**PROBLEM TO SOLVE:** Pull each line holding "Modify" out of the entries below.
=== RECORD EXTRACTS ===
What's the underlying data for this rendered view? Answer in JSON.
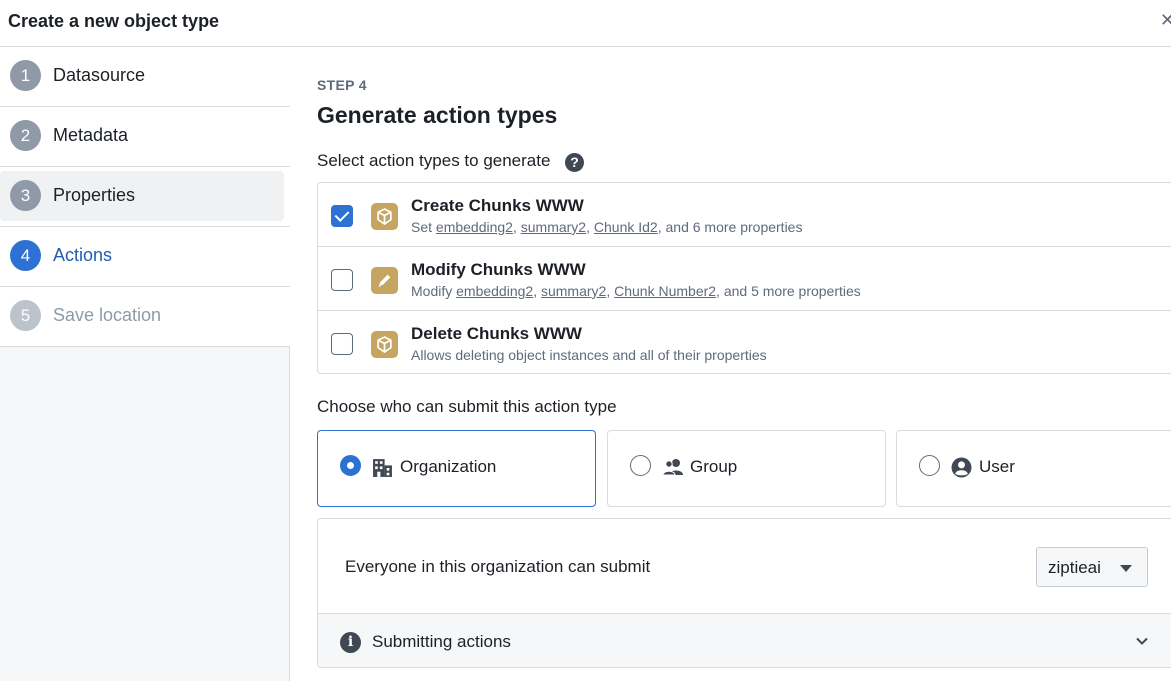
{
  "header": {
    "title": "Create a new object type",
    "close_glyph": "✕"
  },
  "sidebar": {
    "steps": [
      {
        "num": "1",
        "label": "Datasource",
        "state": "done"
      },
      {
        "num": "2",
        "label": "Metadata",
        "state": "done"
      },
      {
        "num": "3",
        "label": "Properties",
        "state": "hovered"
      },
      {
        "num": "4",
        "label": "Actions",
        "state": "active"
      },
      {
        "num": "5",
        "label": "Save location",
        "state": "disabled"
      }
    ]
  },
  "main": {
    "kicker": "STEP 4",
    "title": "Generate action types",
    "select_label": "Select action types to generate",
    "help_glyph": "?",
    "actions": [
      {
        "title": "Create Chunks WWW",
        "checked": true,
        "icon": "cube-icon",
        "desc_prefix": "Set ",
        "links": [
          "embedding2",
          "summary2",
          "Chunk Id2"
        ],
        "desc_suffix": ", and 6 more properties"
      },
      {
        "title": "Modify Chunks WWW",
        "checked": false,
        "icon": "pencil-icon",
        "desc_prefix": "Modify ",
        "links": [
          "embedding2",
          "summary2",
          "Chunk Number2"
        ],
        "desc_suffix": ", and 5 more properties"
      },
      {
        "title": "Delete Chunks WWW",
        "checked": false,
        "icon": "cube-icon",
        "desc": "Allows deleting object instances and all of their properties"
      }
    ],
    "choose_label": "Choose who can submit this action type",
    "submitters": [
      {
        "label": "Organization",
        "selected": true,
        "icon": "building-icon"
      },
      {
        "label": "Group",
        "selected": false,
        "icon": "people-icon"
      },
      {
        "label": "User",
        "selected": false,
        "icon": "user-icon"
      }
    ],
    "everyone_text": "Everyone in this organization can submit",
    "org_select_value": "ziptieai",
    "submitting_label": "Submitting actions",
    "info_glyph": "i"
  },
  "colors": {
    "accent": "#2d72d2",
    "object_icon": "#c5a560"
  }
}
===
**TASK OUTPUT:**
        "title": "Modify Chunks WWW",
        "desc_prefix": "Modify ",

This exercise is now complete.